- [TEXTO PROPORCIONADO]
——————

Martes, 18 de septiembre, 2018 | 11:25 am

Perdonar para ser libres



A propósito de la Cuaresma es pertinente reflexionar sobre el perdón como camino de liberación. Perdonar es una necesidad para una buena salud física y mental. Por eso las corrientes sicológicas actuales incluyen terapias basadas en el perdón.

Quien camina por la vida esclavo del rencor está preso de sí mismo y de su amargura. Perdonar no es un signo de debilidad o de baja autoestima. Es reflejo de fortaleza interior y de grandeza.

En Jesús encontramos los argumentos fundamentales para perdonar de forma transformadora:

1. Perdonar por aceptación de la fragilidad humana: El que ofende lo hace por ignorancia, desconocimiento o debilidad. Incluso, si actúa por maldad o problemas de salud mental y la acción produce daños, mirar la condición del que ofende como una persona imperfecta y con limitaciones, induce al perdón y la compasión.

El mismo Jesús, al Dios que hizo milagros y pasó su vida haciendo el bien, al que ofendieron de forma extrema dándole muerte de cruz, fue el que en su agonía expresó: “Padre, perdónalos porque no saben lo que hacen” (Lucas 23,34).

2. Perdonar para crecer: El que perdona no se queda en la ofensa, la trasciende y la sublimiza. No se convierte en víctima sino en protagonista de la solución de un conflicto. Crece humanamente, no se estanca en el pasado. Vive el perdón como oportunidad de crecimiento humano, de superación de la adversidad y de expresar lo mejor de sí mismo.

3. Perdonar las ofensas intergeneracionales y culturales: Para ser liberador, el perdón debe ser extensivo a los padres, hermanos, antepasados, a la sociedad y a las culturas que generaron ofensas que pueden arrastrarse generacionalmente, creando odios y perpetuando daños y conflictos que son obstáculos para la paz.

4. Bendecir al y orar por el ofensor: Bendecir al que nos ofende nos ayuda a comprender el daño causado y a sanar heridas.

Presentar a Dios al ofensor es la vía para trascender las ofensas. Este es el llamado de Jesús en Lucas 6:28: “Bendecid a los que los maldicen; oren por los que los vituperan”.

——————

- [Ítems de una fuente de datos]
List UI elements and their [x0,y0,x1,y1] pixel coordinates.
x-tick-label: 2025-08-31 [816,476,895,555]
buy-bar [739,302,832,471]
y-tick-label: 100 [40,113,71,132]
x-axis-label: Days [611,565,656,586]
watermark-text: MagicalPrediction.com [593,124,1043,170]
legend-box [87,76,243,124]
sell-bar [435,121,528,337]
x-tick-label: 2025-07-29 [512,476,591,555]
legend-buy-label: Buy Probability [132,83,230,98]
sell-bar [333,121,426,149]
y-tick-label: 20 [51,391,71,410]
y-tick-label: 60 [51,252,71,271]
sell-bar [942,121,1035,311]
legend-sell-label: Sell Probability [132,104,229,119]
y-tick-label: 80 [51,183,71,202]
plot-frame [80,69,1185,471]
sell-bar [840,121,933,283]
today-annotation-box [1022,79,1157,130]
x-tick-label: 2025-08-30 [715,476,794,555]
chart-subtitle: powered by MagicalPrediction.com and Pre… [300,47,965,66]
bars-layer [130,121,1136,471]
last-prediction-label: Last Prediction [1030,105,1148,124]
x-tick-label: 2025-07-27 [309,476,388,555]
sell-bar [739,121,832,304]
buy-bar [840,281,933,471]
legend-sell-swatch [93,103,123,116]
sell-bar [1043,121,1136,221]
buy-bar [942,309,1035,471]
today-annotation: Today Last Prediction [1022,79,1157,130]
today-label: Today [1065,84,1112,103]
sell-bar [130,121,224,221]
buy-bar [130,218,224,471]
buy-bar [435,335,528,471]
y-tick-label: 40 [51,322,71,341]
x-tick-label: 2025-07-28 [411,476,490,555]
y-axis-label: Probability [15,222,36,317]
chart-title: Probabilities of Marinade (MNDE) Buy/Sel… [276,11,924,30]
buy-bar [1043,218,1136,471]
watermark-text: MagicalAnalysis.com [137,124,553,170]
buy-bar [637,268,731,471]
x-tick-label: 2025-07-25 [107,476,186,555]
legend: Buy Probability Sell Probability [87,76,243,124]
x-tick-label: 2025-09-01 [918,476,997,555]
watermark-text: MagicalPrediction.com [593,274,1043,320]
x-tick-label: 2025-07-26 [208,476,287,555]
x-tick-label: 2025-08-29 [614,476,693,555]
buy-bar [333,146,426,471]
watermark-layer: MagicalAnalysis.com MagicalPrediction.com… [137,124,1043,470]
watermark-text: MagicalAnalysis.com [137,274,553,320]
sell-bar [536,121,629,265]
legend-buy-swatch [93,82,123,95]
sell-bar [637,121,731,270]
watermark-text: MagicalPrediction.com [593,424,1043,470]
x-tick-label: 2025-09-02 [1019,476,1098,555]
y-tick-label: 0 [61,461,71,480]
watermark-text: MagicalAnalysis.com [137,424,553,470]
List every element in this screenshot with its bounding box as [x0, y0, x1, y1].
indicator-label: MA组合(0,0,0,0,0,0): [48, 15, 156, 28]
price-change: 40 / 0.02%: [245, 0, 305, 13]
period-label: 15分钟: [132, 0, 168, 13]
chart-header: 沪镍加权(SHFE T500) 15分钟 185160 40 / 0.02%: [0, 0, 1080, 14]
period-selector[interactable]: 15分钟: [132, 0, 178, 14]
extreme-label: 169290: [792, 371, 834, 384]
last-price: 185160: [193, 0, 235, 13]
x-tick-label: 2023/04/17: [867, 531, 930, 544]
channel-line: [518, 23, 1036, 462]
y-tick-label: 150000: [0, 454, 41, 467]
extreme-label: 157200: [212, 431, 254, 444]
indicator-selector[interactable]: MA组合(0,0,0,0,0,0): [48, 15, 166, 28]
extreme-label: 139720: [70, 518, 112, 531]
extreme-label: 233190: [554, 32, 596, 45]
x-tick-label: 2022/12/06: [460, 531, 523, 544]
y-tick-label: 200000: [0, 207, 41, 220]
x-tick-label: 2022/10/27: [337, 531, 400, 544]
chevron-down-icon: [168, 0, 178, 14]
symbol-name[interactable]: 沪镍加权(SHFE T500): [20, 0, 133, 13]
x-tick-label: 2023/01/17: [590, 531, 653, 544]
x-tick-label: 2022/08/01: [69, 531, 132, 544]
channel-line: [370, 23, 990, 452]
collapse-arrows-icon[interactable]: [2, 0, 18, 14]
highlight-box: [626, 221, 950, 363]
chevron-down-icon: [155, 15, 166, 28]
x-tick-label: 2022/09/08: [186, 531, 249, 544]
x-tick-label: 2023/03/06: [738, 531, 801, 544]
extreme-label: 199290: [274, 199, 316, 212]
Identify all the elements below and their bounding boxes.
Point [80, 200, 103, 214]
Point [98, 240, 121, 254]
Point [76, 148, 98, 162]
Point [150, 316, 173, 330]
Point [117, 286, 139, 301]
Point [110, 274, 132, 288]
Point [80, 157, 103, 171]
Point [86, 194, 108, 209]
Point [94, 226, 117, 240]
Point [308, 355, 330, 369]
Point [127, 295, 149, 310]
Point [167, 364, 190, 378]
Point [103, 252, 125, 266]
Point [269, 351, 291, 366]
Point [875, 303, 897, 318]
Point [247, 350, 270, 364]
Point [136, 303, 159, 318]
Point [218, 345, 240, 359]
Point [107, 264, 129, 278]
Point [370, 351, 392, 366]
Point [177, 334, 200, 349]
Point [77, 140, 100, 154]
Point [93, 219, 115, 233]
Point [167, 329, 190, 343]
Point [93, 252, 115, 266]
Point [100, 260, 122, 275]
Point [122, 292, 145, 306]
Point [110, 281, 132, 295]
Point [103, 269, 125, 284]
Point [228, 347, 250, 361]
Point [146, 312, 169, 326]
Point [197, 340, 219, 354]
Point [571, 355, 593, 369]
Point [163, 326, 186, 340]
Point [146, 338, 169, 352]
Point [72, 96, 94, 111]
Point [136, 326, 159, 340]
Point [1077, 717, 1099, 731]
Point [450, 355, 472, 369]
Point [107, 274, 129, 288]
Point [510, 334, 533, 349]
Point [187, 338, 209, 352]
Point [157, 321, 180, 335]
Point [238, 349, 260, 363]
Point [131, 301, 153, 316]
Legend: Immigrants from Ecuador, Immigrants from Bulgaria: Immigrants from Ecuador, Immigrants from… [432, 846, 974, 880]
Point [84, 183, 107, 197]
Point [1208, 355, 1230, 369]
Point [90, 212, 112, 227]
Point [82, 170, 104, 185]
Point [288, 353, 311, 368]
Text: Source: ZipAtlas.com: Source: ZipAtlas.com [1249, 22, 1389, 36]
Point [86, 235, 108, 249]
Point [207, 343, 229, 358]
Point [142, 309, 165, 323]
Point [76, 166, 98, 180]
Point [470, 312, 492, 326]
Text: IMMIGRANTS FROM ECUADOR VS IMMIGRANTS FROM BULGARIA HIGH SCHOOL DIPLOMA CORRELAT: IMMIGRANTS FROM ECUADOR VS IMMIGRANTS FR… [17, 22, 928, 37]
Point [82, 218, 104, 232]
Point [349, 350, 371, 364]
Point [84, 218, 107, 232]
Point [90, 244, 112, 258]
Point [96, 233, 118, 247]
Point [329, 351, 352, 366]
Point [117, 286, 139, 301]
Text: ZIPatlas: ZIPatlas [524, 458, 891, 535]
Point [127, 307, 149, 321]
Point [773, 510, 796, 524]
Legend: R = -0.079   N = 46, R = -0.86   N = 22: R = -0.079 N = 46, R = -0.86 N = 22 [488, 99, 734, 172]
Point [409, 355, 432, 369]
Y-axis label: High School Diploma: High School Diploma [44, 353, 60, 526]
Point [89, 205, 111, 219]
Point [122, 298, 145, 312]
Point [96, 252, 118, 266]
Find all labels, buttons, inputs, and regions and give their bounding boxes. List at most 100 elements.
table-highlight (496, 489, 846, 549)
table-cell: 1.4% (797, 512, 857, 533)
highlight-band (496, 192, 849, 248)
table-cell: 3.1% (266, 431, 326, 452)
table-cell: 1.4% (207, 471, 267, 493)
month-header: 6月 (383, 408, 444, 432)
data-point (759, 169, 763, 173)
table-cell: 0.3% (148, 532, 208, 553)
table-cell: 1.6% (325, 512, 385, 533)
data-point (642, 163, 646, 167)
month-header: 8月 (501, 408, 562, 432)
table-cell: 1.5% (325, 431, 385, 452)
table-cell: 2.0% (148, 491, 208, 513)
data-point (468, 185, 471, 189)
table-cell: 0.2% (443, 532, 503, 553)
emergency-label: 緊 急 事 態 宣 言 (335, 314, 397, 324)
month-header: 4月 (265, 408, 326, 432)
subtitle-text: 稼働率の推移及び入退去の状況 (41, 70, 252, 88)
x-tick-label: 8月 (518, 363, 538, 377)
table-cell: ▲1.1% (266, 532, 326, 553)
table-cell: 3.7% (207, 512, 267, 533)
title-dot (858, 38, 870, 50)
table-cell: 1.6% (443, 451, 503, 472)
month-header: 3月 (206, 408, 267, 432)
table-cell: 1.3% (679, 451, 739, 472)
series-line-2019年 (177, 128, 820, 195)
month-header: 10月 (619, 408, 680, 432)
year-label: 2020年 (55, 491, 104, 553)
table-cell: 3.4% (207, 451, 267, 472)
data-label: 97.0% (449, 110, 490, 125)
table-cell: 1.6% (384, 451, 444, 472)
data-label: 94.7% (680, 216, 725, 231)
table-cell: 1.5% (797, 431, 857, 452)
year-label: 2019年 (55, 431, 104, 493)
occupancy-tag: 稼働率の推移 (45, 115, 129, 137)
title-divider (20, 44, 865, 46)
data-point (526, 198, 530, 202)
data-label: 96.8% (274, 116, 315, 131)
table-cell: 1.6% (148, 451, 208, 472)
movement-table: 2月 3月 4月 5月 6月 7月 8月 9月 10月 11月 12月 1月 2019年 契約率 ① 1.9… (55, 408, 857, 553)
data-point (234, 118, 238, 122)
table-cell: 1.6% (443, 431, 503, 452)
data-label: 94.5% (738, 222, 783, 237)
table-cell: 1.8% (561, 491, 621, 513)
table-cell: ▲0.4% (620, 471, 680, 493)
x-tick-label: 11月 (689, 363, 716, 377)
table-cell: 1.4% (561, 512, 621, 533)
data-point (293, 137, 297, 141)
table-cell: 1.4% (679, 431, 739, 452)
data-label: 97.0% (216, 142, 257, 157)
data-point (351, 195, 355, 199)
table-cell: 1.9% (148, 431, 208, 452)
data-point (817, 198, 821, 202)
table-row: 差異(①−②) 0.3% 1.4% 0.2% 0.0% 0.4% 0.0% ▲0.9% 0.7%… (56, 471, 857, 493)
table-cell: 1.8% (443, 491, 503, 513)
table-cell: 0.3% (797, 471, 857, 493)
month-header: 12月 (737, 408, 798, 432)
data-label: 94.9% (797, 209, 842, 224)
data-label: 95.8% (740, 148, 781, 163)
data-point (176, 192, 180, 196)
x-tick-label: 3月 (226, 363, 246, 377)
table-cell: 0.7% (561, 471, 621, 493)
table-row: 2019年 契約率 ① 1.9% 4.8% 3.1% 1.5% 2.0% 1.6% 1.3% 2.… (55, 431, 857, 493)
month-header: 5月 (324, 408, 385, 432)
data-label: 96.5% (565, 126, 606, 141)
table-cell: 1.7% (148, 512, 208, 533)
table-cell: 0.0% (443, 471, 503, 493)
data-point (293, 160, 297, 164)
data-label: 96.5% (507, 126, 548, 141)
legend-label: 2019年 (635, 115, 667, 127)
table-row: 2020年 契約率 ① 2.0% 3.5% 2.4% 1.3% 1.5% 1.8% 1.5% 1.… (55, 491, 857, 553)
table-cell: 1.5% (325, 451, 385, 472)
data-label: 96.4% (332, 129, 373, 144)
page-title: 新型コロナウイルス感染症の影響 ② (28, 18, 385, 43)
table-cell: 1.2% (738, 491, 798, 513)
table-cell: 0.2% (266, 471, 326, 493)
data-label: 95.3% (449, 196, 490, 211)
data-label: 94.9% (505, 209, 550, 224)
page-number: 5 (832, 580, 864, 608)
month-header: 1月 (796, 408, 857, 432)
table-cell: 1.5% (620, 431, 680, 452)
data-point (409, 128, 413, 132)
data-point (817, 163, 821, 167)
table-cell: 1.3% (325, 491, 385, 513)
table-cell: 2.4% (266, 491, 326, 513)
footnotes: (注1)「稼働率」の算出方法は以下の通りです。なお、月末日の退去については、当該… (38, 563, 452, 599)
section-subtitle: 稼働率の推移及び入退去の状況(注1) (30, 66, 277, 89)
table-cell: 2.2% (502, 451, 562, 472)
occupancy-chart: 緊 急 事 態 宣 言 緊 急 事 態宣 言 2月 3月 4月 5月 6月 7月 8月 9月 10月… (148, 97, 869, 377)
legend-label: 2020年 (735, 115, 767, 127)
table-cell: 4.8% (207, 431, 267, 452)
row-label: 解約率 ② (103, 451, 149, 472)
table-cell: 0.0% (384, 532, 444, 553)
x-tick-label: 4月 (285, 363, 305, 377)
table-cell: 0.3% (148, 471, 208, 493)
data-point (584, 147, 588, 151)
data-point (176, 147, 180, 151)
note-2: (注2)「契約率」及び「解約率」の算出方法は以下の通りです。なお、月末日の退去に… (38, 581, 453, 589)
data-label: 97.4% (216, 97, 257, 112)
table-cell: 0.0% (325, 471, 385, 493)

——————

- [TAREA ASIGNADA 1]
Responda, según el artículo sobre el perdón:
(a) ¿Qué incluyen las corrientes sicológicas actuales?
(b) ¿Qué cita bíblica acompaña a las palabras "Padre, perdónalos porque no saben lo que hacen"?
(c) ¿En qué se convierte, en lugar de víctima, el que perdona?
- [TAREA ASIGNADA 2] Devuelva del artículo sobre el perdón el fragmento que va desde "A propósito de" hasta "y de grandeza.", ambos incluidos.
Los ítems no guardan relación alguna con el artículo sobre el perdón.

- [RESPUESTA ESCRITA 1]
(a) Terapias basadas en el perdón.
(b) Lucas 23,34.
(c) En protagonista de la solución de un conflicto.

- [RESPUESTA ESCRITA 2]
A propósito de la Cuaresma es pertinente reflexionar sobre el perdón como camino de liberación. Perdonar es una necesidad para una buena salud física y mental. Por eso las corrientes sicológicas actuales incluyen terapias basadas en el perdón.

Quien camina por la vida esclavo del rencor está preso de sí mismo y de su amargura. Perdonar no es un signo de debilidad o de baja autoestima. Es reflejo de fortaleza interior y de grandeza.